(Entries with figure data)
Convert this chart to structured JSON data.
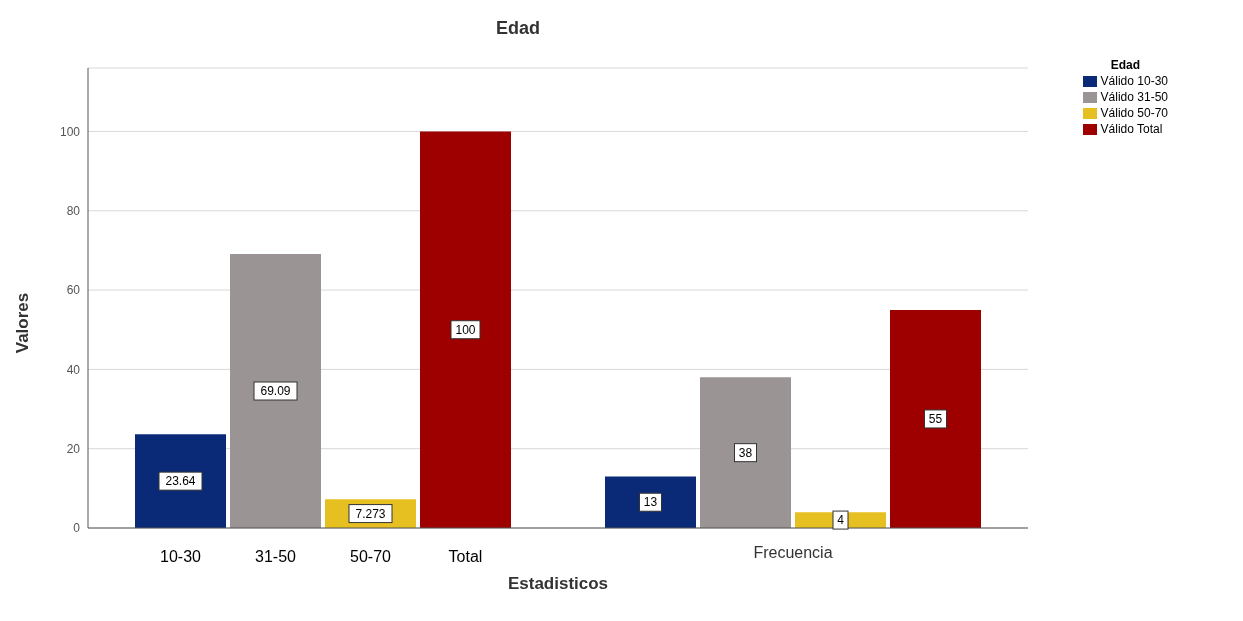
{
  "chart_data": {
    "type": "bar",
    "title": "Edad",
    "xlabel": "Estadisticos",
    "ylabel": "Valores",
    "legend_title": "Edad",
    "categories": [
      null,
      "Frecuencia"
    ],
    "series": [
      {
        "name": "Válido 10-30",
        "color": "#0a2a78",
        "values": [
          23.64,
          13
        ]
      },
      {
        "name": "Válido 31-50",
        "color": "#9a9594",
        "values": [
          69.09,
          38
        ]
      },
      {
        "name": "Válido 50-70",
        "color": "#e6c020",
        "values": [
          7.273,
          4
        ]
      },
      {
        "name": "Válido Total",
        "color": "#9e0000",
        "values": [
          100,
          55
        ]
      }
    ],
    "ylim": [
      0,
      116
    ],
    "yticks": [
      0,
      20,
      40,
      60,
      80,
      100
    ],
    "grid": "y",
    "legend": "top right",
    "data_labels": true,
    "annotations": [
      "10-30",
      "31-50",
      "50-70",
      "Total"
    ]
  }
}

▸ **Prompt**: Write every record out again exactly; no pictures belong in the copy.

▸ **Full output**:
Convert this chart to structured JSON data.
{
  "chart_data": {
    "type": "bar",
    "title": "Edad",
    "xlabel": "Estadisticos",
    "ylabel": "Valores",
    "legend_title": "Edad",
    "categories": [
      null,
      "Frecuencia"
    ],
    "series": [
      {
        "name": "Válido 10-30",
        "color": "#0a2a78",
        "values": [
          23.64,
          13
        ]
      },
      {
        "name": "Válido 31-50",
        "color": "#9a9594",
        "values": [
          69.09,
          38
        ]
      },
      {
        "name": "Válido 50-70",
        "color": "#e6c020",
        "values": [
          7.273,
          4
        ]
      },
      {
        "name": "Válido Total",
        "color": "#9e0000",
        "values": [
          100,
          55
        ]
      }
    ],
    "ylim": [
      0,
      116
    ],
    "yticks": [
      0,
      20,
      40,
      60,
      80,
      100
    ],
    "grid": "y",
    "legend": "top right",
    "data_labels": true,
    "annotations": [
      "10-30",
      "31-50",
      "50-70",
      "Total"
    ]
  }
}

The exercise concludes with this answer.